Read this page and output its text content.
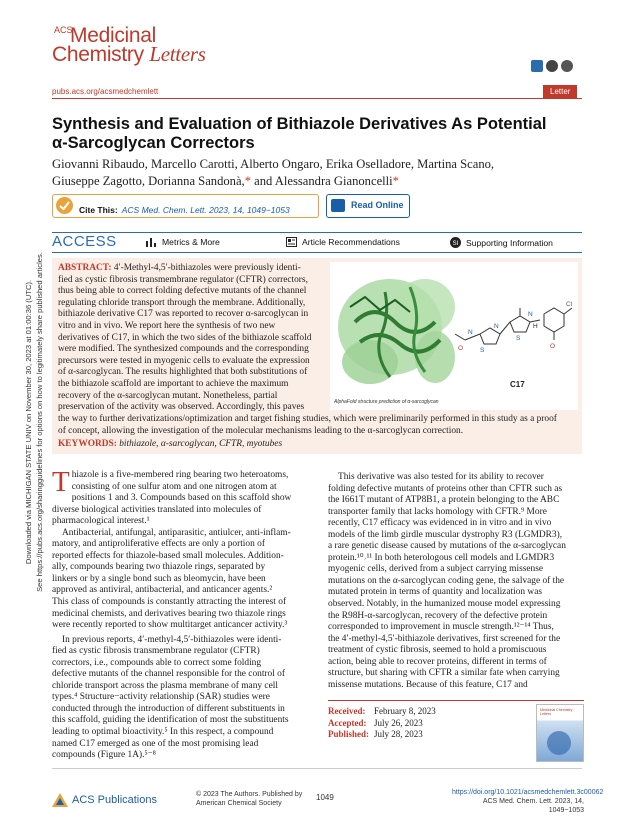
Downloaded via MICHIGAN STATE UNIV on November 30, 2023 at 01:00:36 (UTC). See https://pubs.acs.org/sharingguidelines for options on how to legitimately share published articles.
ACS
Medicinal
Chemistry Letters
pubs.acs.org/acsmedchemlett	Letter
Synthesis and Evaluation of Bithiazole Derivatives As Potential
α-Sarcoglycan Correctors
Giovanni Ribaudo, Marcello Carotti, Alberto Ongaro, Erika Oselladore, Martina Scano,
Giuseppe Zagotto, Dorianna Sandonà,* and Alessandra Gianoncelli*
Cite This: ACS Med. Chem. Lett. 2023, 14, 1049−1053	Read Online
ACCESS	Metrics & More	Article Recommendations	SI Supporting Information
ABSTRACT: 4′-Methyl-4,5′-bithiazoles were previously identi-
fied as cystic fibrosis transmembrane regulator (CFTR) correctors,
thus being able to correct folding defective mutants of the channel
regulating chloride transport through the membrane. Additionally,
bithiazole derivative C17 was reported to recover α-sarcoglycan in
vitro and in vivo. We report here the synthesis of two new
derivatives of C17, in which the two sides of the bithiazole scaffold
were modified. The synthesized compounds and the corresponding
precursors were tested in myogenic cells to evaluate the expression
of α-sarcoglycan. The results highlighted that both substitutions of
the bithiazole scaffold are important to achieve the maximum
recovery of the α-sarcoglycan mutant. Nonetheless, partial
preservation of the activity was observed. Accordingly, this paves
S
S
N
N
H
O
Cl
O
N
C17
AlphaFold structure prediction of α-sarcoglycan
the way to further derivatizations/optimization and target fishing studies, which were preliminarily performed in this study as a proof
of concept, allowing the investigation of the molecular mechanisms leading to the α-sarcoglycan correction.
KEYWORDS: bithiazole, α-sarcoglycan, CFTR, myotubes
T hiazole is a five-membered ring bearing two heteroatoms,
consisting of one sulfur atom and one nitrogen atom at
positions 1 and 3. Compounds based on this scaffold show
diverse biological activities translated into molecules of
pharmacological interest.¹
Antibacterial, antifungal, antiparasitic, antiulcer, anti-inflam-
matory, and antiproliferative effects are only a portion of
reported effects for thiazole-based small molecules. Addition-
ally, compounds bearing two thiazole rings, separated by
linkers or by a single bond such as bleomycin, have been
approved as antiviral, antibacterial, and anticancer agents.²
This class of compounds is constantly attracting the interest of
medicinal chemists, and derivatives bearing two thiazole rings
were recently reported to show multitarget anticancer activity.³
In previous reports, 4′-methyl-4,5′-bithiazoles were identi-
fied as cystic fibrosis transmembrane regulator (CFTR)
correctors, i.e., compounds able to correct some folding
defective mutants of the channel responsible for the control of
chloride transport across the plasma membrane of many cell
types.⁴ Structure−activity relationship (SAR) studies were
conducted through the introduction of different substituents in
this scaffold, guiding the identification of most the substituents
leading to optimal bioactivity.⁵ In this respect, a compound
named C17 emerged as one of the most promising lead
compounds (Figure 1A).⁵⁻⁸
This derivative was also tested for its ability to recover
folding defective mutants of proteins other than CFTR such as
the I661T mutant of ATP8B1, a protein belonging to the ABC
transporter family that lacks homology with CFTR.⁹ More
recently, C17 efficacy was evidenced in in vitro and in vivo
models of the limb girdle muscular dystrophy R3 (LGMDR3),
a rare genetic disease caused by mutations of the α-sarcoglycan
protein.¹⁰˒¹¹ In both heterologous cell models and LGMDR3
myogenic cells, derived from a subject carrying missense
mutations on the α-sarcoglycan coding gene, the salvage of the
mutated protein in terms of quantity and localization was
observed. Notably, in the humanized mouse model expressing
the R98H-α-sarcoglycan, recovery of the defective protein
corresponded to improvement in muscle strength.¹²⁻¹⁴ Thus,
the 4′-methyl-4,5′-bithiazole derivatives, first screened for the
treatment of cystic fibrosis, seemed to hold a promiscuous
action, being able to recover proteins, different in terms of
structure, but sharing with CFTR a similar fate when carrying
missense mutations. Because of this feature, C17 and
Received: February 8, 2023
Accepted: July 26, 2023
Published: July 28, 2023
Medicinal Chemistry Letters
ACS Publications	© 2023 The Authors. Published by American Chemical Society
1049
https://doi.org/10.1021/acsmedchemlett.3c00062
ACS Med. Chem. Lett. 2023, 14, 1049−1053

* **THE TASK**
Repeat all of the material above exactly, leaving out pictures.

* **ANSWER FOR THIS EXERCISE**
Read this page and output its text content.
Downloaded via MICHIGAN STATE UNIV on November 30, 2023 at 01:00:36 (UTC). See https://pubs.acs.org/sharingguidelines for options on how to legitimately share published articles.
ACS
Medicinal
Chemistry Letters
pubs.acs.org/acsmedchemlett	Letter
Synthesis and Evaluation of Bithiazole Derivatives As Potential
α-Sarcoglycan Correctors
Giovanni Ribaudo, Marcello Carotti, Alberto Ongaro, Erika Oselladore, Martina Scano,
Giuseppe Zagotto, Dorianna Sandonà,* and Alessandra Gianoncelli*
Cite This: ACS Med. Chem. Lett. 2023, 14, 1049−1053	Read Online
ACCESS	Metrics & More	Article Recommendations	SI Supporting Information
ABSTRACT: 4′-Methyl-4,5′-bithiazoles were previously identi-
fied as cystic fibrosis transmembrane regulator (CFTR) correctors,
thus being able to correct folding defective mutants of the channel
regulating chloride transport through the membrane. Additionally,
bithiazole derivative C17 was reported to recover α-sarcoglycan in
vitro and in vivo. We report here the synthesis of two new
derivatives of C17, in which the two sides of the bithiazole scaffold
were modified. The synthesized compounds and the corresponding
precursors were tested in myogenic cells to evaluate the expression
of α-sarcoglycan. The results highlighted that both substitutions of
the bithiazole scaffold are important to achieve the maximum
recovery of the α-sarcoglycan mutant. Nonetheless, partial
preservation of the activity was observed. Accordingly, this paves
S
S
N
N
H
O
Cl
O
N
C17
AlphaFold structure prediction of α-sarcoglycan
the way to further derivatizations/optimization and target fishing studies, which were preliminarily performed in this study as a proof
of concept, allowing the investigation of the molecular mechanisms leading to the α-sarcoglycan correction.
KEYWORDS: bithiazole, α-sarcoglycan, CFTR, myotubes
T hiazole is a five-membered ring bearing two heteroatoms,
consisting of one sulfur atom and one nitrogen atom at
positions 1 and 3. Compounds based on this scaffold show
diverse biological activities translated into molecules of
pharmacological interest.¹
Antibacterial, antifungal, antiparasitic, antiulcer, anti-inflam-
matory, and antiproliferative effects are only a portion of
reported effects for thiazole-based small molecules. Addition-
ally, compounds bearing two thiazole rings, separated by
linkers or by a single bond such as bleomycin, have been
approved as antiviral, antibacterial, and anticancer agents.²
This class of compounds is constantly attracting the interest of
medicinal chemists, and derivatives bearing two thiazole rings
were recently reported to show multitarget anticancer activity.³
In previous reports, 4′-methyl-4,5′-bithiazoles were identi-
fied as cystic fibrosis transmembrane regulator (CFTR)
correctors, i.e., compounds able to correct some folding
defective mutants of the channel responsible for the control of
chloride transport across the plasma membrane of many cell
types.⁴ Structure−activity relationship (SAR) studies were
conducted through the introduction of different substituents in
this scaffold, guiding the identification of most the substituents
leading to optimal bioactivity.⁵ In this respect, a compound
named C17 emerged as one of the most promising lead
compounds (Figure 1A).⁵⁻⁸
This derivative was also tested for its ability to recover
folding defective mutants of proteins other than CFTR such as
the I661T mutant of ATP8B1, a protein belonging to the ABC
transporter family that lacks homology with CFTR.⁹ More
recently, C17 efficacy was evidenced in in vitro and in vivo
models of the limb girdle muscular dystrophy R3 (LGMDR3),
a rare genetic disease caused by mutations of the α-sarcoglycan
protein.¹⁰˒¹¹ In both heterologous cell models and LGMDR3
myogenic cells, derived from a subject carrying missense
mutations on the α-sarcoglycan coding gene, the salvage of the
mutated protein in terms of quantity and localization was
observed. Notably, in the humanized mouse model expressing
the R98H-α-sarcoglycan, recovery of the defective protein
corresponded to improvement in muscle strength.¹²⁻¹⁴ Thus,
the 4′-methyl-4,5′-bithiazole derivatives, first screened for the
treatment of cystic fibrosis, seemed to hold a promiscuous
action, being able to recover proteins, different in terms of
structure, but sharing with CFTR a similar fate when carrying
missense mutations. Because of this feature, C17 and
Received: February 8, 2023
Accepted: July 26, 2023
Published: July 28, 2023
Medicinal Chemistry Letters
ACS Publications	© 2023 The Authors. Published by American Chemical Society
1049
https://doi.org/10.1021/acsmedchemlett.3c00062
ACS Med. Chem. Lett. 2023, 14, 1049−1053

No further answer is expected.